▶ **STATED PROBLEM**: What is the number of lines containing the string "ylabel"? Answer with the number only.

▶ **SUPPLIED RECORDS**:
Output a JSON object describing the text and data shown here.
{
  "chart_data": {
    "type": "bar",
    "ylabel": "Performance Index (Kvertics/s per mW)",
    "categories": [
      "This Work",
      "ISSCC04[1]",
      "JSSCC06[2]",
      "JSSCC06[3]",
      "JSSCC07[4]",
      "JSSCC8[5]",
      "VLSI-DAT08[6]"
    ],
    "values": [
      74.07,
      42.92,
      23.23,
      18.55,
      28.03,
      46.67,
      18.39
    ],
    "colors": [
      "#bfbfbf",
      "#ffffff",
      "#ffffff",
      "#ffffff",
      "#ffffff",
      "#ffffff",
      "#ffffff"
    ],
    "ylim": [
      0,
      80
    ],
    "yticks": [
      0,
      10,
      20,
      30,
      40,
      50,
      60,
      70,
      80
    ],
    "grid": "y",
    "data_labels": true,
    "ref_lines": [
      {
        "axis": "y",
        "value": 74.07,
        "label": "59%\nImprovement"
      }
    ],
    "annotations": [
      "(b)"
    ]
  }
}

--

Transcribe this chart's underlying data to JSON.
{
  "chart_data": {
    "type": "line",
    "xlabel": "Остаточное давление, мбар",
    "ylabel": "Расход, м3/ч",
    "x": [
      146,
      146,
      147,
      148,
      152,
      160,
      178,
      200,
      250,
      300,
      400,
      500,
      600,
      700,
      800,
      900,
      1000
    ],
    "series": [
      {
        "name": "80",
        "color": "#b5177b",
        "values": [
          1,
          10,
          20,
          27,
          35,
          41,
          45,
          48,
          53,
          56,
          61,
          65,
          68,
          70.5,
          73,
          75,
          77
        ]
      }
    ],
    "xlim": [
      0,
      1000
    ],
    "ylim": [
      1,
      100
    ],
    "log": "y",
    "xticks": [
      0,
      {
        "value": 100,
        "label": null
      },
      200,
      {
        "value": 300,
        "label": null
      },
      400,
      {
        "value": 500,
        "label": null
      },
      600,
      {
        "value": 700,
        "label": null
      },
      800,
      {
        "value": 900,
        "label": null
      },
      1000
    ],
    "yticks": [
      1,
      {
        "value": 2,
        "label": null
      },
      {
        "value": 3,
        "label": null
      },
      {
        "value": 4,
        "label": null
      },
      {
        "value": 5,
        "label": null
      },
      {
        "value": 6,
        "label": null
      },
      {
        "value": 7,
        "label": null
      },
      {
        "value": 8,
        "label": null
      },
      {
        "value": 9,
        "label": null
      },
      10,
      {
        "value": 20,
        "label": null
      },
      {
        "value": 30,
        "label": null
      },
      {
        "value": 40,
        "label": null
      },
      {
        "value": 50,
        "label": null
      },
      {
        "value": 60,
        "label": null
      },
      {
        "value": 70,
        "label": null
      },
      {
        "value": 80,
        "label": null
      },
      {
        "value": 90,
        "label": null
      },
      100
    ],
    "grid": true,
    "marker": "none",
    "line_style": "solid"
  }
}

▶ **WRITTEN ANSWER**: 2